* [Exercise instructions]: Wherever the string "praktisch" occurs in a line of these records, report that line.

-----

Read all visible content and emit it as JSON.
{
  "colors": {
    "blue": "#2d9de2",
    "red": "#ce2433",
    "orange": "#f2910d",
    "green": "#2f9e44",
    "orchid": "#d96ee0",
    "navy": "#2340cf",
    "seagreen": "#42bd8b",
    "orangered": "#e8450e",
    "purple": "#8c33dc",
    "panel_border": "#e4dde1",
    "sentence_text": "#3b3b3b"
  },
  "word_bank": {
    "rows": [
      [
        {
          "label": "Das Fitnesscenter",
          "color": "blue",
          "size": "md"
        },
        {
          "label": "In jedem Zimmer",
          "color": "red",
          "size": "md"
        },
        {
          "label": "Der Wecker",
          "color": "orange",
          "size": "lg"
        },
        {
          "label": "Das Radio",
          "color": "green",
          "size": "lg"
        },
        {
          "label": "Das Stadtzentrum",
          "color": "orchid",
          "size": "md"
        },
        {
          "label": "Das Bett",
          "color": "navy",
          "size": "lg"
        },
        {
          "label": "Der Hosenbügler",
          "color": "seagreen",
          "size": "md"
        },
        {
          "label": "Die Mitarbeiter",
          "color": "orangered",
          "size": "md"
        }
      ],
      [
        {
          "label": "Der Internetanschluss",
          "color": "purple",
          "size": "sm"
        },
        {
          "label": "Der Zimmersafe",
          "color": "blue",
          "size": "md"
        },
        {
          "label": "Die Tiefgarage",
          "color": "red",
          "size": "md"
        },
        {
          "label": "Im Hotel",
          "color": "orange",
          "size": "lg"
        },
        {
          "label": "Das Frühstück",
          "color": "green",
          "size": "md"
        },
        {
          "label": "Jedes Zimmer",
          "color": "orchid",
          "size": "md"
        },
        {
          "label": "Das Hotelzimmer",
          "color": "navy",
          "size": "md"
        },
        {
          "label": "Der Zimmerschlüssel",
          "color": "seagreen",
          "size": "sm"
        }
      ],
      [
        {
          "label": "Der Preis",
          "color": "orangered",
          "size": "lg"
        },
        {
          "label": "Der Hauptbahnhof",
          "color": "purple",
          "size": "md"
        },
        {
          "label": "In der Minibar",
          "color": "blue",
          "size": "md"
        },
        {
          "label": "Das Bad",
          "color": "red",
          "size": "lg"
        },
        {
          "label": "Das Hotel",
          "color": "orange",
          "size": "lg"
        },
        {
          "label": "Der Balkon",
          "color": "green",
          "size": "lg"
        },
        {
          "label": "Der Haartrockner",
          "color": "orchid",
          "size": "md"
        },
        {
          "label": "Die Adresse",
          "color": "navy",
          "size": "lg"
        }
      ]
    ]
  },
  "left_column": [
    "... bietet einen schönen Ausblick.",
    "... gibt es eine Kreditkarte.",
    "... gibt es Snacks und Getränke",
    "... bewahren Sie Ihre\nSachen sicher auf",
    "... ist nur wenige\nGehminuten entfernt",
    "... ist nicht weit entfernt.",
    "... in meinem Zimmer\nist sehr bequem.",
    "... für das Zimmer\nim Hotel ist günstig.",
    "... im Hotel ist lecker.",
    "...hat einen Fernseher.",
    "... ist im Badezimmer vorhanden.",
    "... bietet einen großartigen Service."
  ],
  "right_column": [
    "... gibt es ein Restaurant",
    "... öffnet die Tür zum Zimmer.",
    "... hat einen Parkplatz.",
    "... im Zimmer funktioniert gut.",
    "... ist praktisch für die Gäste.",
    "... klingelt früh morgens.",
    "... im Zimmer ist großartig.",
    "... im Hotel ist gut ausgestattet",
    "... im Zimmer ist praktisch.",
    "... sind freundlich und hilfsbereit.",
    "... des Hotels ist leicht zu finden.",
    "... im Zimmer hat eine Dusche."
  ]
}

-----

* [Solution to the exercise]:
    "... ist praktisch für die Gäste.",
    "... im Zimmer ist praktisch.",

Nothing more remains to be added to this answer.